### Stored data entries
* START *

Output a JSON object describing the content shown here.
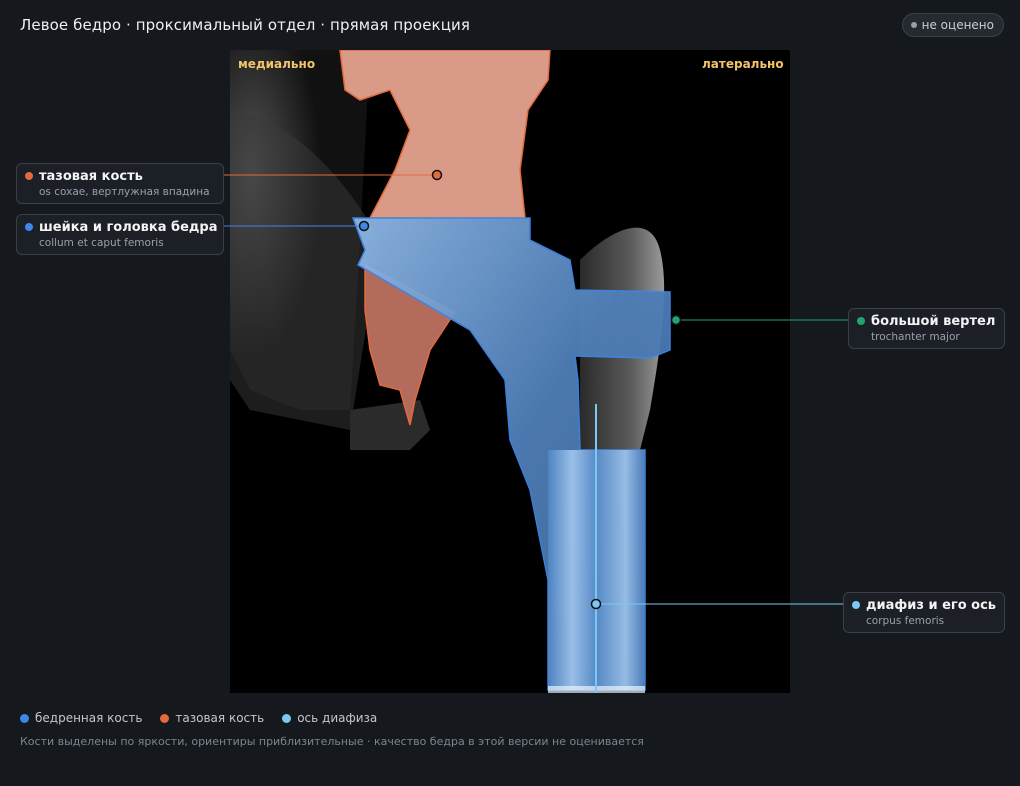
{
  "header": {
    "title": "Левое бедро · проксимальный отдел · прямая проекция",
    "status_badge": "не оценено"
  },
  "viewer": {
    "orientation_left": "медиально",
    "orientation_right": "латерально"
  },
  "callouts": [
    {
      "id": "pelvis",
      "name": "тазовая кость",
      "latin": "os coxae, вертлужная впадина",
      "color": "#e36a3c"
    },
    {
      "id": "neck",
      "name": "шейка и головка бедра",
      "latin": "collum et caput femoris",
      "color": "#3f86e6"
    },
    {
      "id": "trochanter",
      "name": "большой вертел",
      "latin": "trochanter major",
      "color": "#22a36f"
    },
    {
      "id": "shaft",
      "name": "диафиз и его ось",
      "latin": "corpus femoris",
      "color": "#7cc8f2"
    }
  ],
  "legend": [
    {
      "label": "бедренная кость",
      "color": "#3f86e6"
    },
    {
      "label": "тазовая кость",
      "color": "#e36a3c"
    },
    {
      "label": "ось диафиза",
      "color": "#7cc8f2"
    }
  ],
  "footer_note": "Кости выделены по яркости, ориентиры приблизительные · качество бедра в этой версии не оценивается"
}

* END *
* START *

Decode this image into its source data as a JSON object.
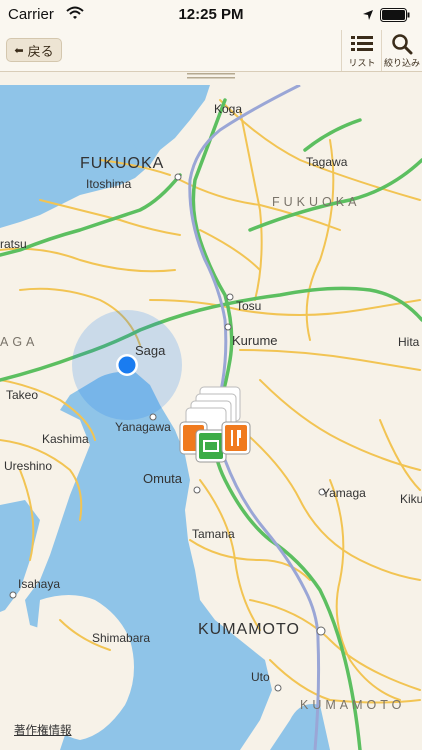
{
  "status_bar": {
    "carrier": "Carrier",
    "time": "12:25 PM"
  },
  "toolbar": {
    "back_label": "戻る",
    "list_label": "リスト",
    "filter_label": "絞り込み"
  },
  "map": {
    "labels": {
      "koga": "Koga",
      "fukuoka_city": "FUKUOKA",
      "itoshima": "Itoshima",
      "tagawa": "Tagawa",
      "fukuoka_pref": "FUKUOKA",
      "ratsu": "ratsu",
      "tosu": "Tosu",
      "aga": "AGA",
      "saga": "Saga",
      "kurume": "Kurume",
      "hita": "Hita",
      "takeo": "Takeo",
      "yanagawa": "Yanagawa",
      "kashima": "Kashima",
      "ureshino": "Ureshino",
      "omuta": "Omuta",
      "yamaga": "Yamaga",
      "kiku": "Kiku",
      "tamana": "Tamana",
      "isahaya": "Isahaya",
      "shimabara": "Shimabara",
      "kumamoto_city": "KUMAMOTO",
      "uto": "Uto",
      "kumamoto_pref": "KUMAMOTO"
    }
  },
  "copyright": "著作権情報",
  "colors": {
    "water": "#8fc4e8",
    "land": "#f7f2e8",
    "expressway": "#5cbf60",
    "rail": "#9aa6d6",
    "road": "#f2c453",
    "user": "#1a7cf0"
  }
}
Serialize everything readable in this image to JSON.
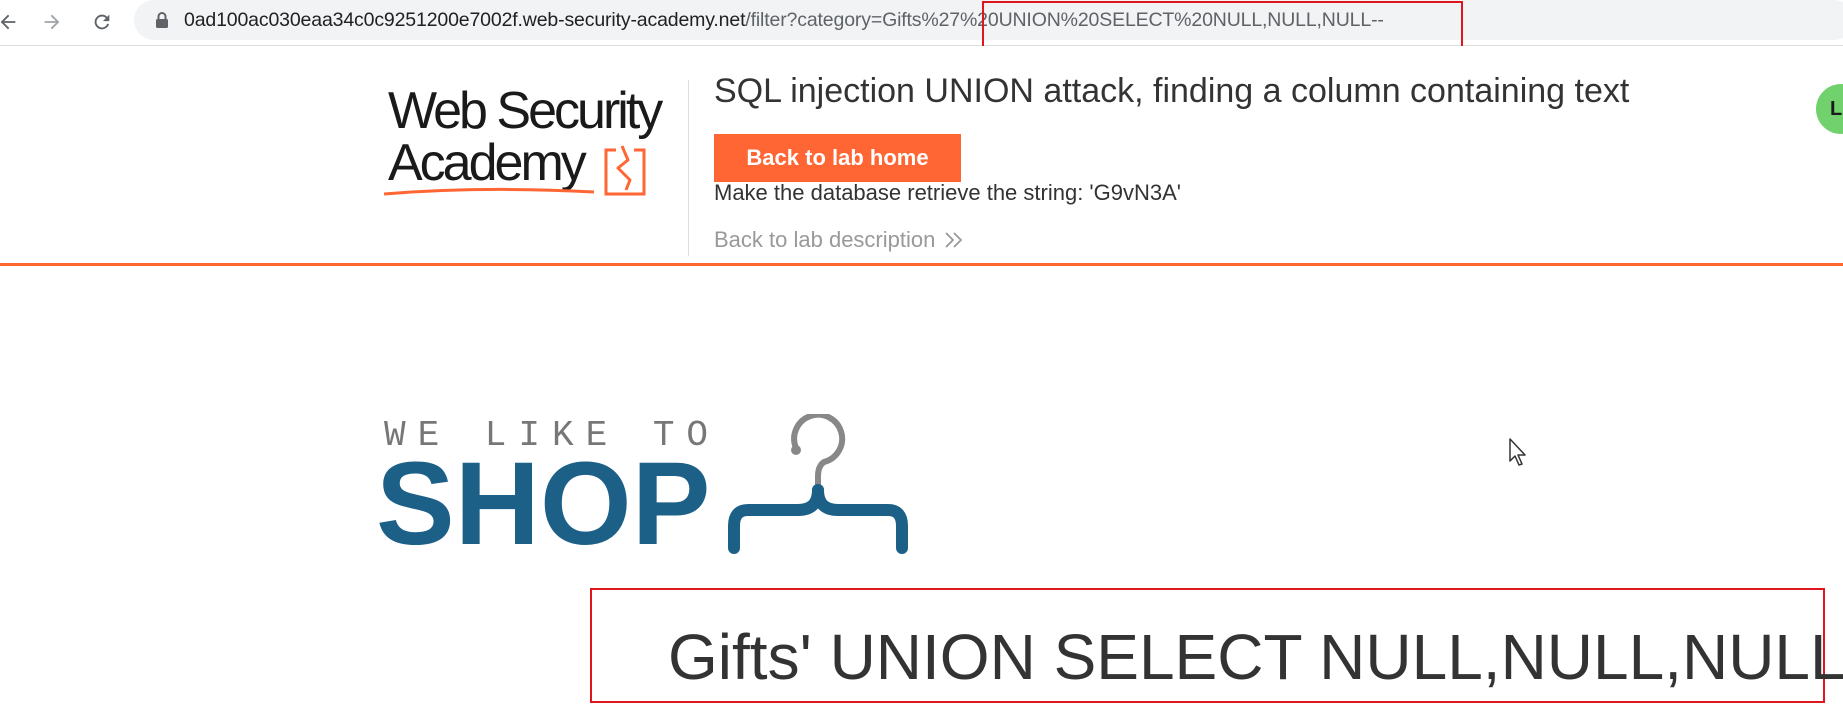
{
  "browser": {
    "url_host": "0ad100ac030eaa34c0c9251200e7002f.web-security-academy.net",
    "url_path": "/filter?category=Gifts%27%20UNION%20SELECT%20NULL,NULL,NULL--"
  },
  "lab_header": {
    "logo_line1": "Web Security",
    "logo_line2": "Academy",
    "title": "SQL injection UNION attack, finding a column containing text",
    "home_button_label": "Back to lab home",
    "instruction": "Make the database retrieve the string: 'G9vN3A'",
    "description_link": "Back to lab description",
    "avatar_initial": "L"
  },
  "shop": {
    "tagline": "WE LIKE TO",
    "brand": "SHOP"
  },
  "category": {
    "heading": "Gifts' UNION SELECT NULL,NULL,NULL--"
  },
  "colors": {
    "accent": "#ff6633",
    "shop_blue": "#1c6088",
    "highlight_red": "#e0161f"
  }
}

* END *
* START *

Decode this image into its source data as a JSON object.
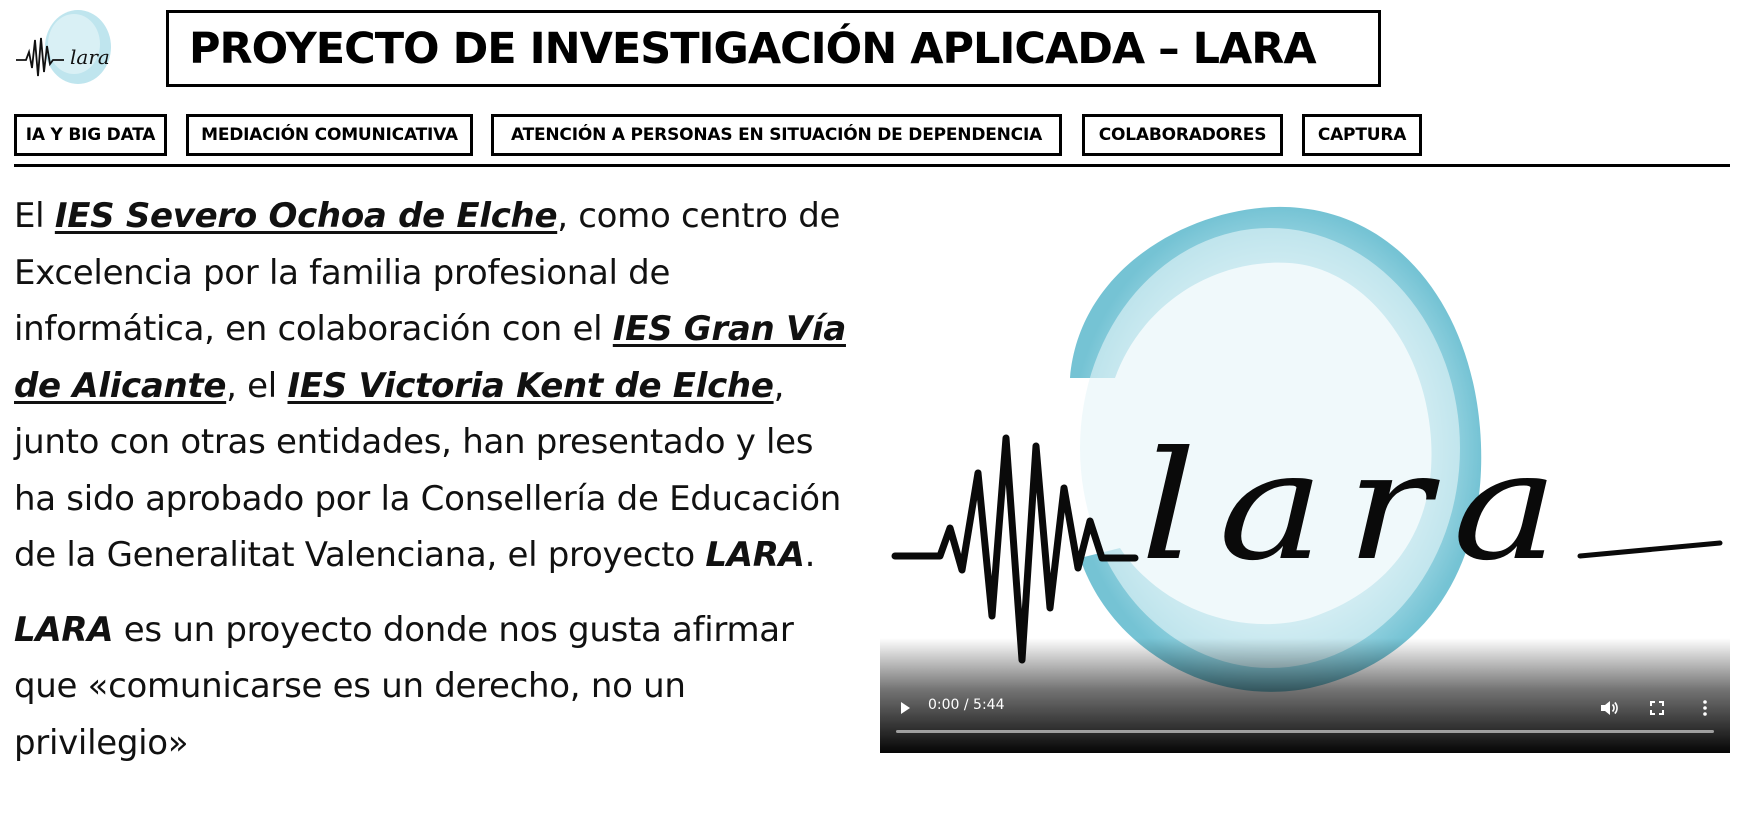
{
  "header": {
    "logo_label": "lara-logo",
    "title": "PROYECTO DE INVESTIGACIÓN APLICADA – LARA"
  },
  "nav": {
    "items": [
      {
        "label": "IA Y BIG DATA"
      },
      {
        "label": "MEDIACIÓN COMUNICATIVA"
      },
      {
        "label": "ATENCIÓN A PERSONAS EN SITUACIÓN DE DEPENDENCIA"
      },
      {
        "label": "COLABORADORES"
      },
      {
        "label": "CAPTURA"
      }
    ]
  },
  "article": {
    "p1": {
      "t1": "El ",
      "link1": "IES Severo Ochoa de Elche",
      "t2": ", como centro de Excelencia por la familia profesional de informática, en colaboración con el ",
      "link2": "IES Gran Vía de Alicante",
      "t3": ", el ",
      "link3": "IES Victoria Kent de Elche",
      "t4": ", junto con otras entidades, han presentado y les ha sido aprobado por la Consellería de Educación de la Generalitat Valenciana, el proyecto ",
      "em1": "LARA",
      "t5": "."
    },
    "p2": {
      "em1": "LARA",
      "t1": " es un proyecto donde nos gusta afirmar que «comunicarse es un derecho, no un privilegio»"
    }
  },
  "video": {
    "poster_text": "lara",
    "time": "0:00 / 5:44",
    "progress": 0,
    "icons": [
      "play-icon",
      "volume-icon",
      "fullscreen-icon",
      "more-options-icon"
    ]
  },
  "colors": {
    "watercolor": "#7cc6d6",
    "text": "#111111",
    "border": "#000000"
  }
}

* END *

### What you are asked to do
Extract all lines from the material above that include the word "тазовая".

### Complete answer
      "name": "тазовая кость",
      "label": "тазовая кость",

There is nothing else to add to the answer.